**** Material to process
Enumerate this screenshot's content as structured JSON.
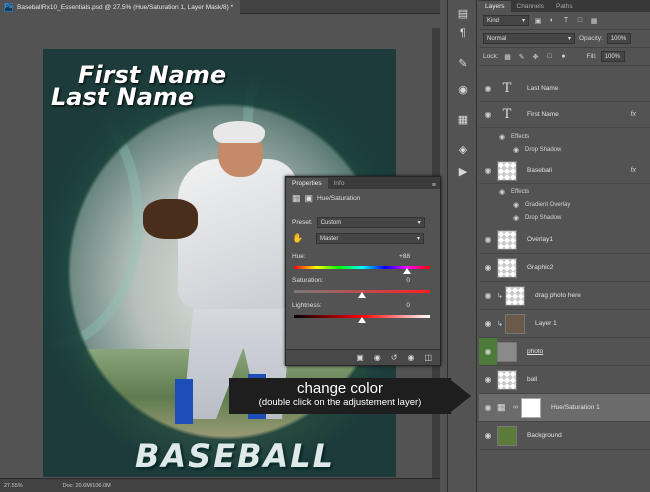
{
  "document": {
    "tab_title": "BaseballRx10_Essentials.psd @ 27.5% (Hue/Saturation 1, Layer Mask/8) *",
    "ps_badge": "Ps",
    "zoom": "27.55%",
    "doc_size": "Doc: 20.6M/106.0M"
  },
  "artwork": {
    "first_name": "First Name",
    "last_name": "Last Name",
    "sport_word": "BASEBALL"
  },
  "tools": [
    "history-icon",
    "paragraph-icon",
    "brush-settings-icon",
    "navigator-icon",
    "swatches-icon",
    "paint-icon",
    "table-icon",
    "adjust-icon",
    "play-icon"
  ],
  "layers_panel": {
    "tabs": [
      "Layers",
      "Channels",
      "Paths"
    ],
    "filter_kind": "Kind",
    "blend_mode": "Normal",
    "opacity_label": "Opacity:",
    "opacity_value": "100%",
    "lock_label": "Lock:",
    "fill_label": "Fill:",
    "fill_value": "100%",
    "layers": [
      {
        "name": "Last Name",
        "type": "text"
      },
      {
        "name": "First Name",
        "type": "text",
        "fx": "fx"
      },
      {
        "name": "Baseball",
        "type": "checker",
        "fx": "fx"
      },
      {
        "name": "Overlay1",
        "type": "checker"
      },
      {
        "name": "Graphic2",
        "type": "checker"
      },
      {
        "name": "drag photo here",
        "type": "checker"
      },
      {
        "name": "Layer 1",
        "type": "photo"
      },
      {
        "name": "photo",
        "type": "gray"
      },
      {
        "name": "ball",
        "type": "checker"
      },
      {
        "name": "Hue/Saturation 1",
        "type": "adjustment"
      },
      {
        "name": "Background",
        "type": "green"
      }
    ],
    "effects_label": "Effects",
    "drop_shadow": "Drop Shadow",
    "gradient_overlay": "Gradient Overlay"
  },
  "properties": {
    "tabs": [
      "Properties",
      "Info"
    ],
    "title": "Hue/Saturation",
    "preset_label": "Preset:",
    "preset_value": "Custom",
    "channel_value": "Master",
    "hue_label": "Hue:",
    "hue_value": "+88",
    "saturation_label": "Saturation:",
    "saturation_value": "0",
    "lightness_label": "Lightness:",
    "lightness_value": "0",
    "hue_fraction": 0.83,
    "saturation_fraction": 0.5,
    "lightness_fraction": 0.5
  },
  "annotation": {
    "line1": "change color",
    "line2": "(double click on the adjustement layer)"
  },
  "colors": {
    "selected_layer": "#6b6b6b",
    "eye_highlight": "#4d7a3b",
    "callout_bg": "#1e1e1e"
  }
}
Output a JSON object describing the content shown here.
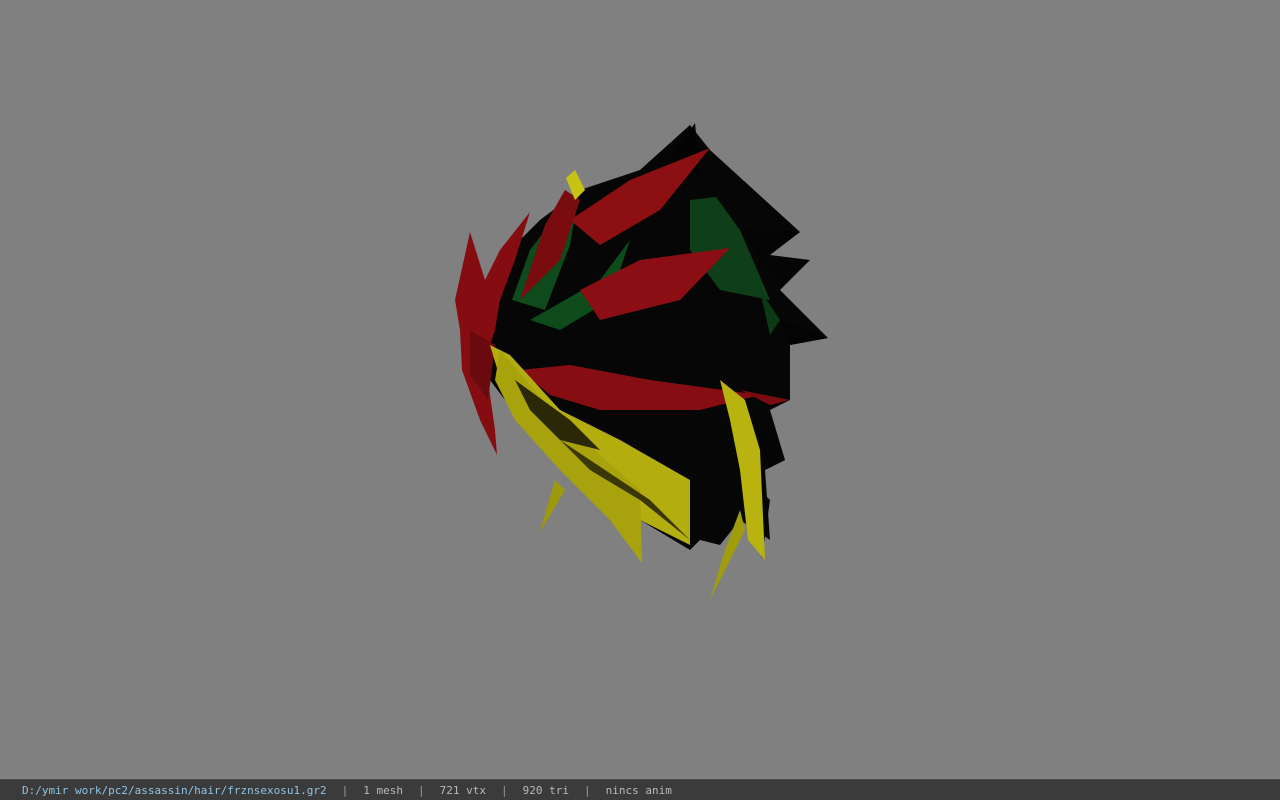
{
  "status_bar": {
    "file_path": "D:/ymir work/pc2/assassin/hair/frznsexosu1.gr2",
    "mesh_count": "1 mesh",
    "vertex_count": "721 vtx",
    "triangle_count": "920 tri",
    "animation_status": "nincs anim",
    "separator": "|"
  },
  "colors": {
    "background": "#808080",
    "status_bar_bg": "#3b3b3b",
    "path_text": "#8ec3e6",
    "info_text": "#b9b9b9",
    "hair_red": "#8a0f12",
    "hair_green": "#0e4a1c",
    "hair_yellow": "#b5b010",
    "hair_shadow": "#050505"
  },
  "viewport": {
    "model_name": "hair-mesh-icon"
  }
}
********
**** Material to process
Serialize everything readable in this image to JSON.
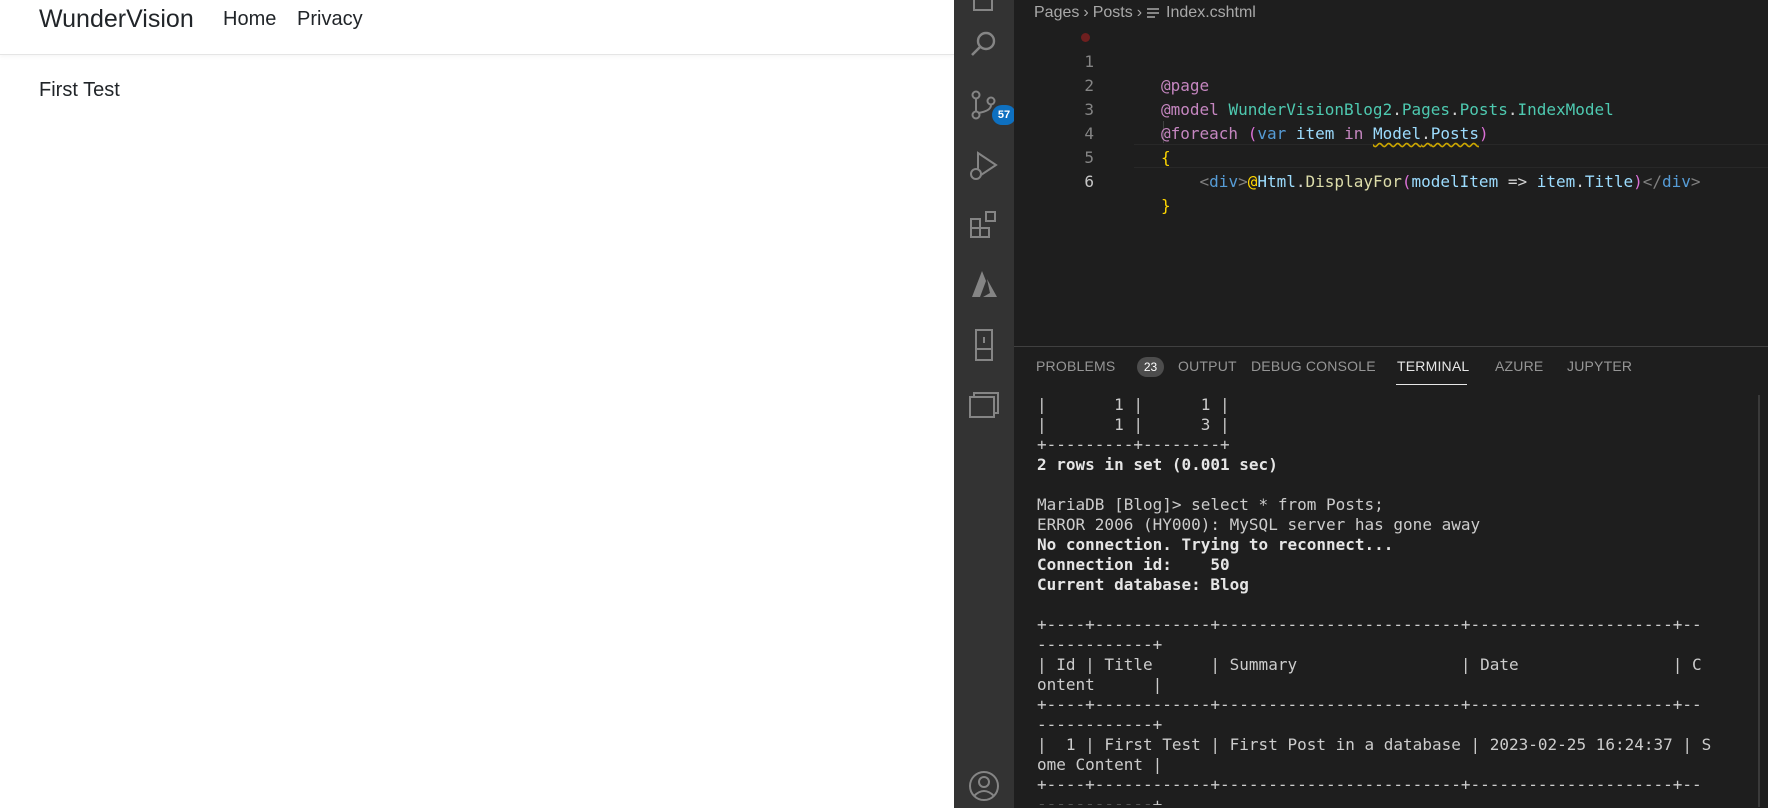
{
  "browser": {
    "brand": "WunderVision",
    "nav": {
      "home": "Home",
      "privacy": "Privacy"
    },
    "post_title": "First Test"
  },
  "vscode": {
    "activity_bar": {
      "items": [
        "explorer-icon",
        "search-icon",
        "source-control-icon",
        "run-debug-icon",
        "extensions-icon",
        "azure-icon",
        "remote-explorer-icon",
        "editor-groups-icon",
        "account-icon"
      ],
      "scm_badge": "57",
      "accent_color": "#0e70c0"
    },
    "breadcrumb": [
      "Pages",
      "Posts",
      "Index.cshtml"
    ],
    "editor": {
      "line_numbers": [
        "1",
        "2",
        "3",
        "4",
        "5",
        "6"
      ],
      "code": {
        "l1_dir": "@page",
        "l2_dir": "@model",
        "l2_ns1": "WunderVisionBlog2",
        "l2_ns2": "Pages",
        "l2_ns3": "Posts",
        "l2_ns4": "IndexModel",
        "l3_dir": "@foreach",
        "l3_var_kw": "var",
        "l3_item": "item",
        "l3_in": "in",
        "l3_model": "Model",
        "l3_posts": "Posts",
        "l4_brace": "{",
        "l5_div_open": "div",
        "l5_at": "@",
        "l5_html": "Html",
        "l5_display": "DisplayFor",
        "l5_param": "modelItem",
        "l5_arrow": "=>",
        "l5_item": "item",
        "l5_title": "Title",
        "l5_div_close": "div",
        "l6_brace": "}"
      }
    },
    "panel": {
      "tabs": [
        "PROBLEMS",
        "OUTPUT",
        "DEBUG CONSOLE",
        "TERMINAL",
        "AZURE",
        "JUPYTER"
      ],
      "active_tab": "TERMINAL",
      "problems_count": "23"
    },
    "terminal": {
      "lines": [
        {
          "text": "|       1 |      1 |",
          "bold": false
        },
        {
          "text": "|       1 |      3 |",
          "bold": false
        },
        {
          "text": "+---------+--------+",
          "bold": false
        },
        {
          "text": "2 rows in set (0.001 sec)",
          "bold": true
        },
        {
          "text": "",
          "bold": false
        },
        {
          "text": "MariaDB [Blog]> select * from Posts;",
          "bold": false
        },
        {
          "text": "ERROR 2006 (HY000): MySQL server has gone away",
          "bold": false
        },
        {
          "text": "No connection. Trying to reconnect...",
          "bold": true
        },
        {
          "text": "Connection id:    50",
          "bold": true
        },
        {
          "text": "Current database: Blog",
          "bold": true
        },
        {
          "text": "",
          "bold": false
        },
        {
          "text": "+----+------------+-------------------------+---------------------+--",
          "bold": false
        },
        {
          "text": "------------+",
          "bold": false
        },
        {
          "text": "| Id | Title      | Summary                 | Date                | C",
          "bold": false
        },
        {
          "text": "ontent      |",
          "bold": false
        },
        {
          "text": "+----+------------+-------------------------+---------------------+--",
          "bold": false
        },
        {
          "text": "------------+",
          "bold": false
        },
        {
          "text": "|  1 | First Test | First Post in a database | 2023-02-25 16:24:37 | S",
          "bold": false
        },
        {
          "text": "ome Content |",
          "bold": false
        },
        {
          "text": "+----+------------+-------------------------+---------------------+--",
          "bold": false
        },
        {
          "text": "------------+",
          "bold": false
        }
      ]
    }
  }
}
********
▶ _What the task asks_:
Report each line in the preceding entries that holds the string "this".

▶ _Task response_:
Enumerate this screenshot's content as structured JSON.
Serialize everything readable in this image to JSON.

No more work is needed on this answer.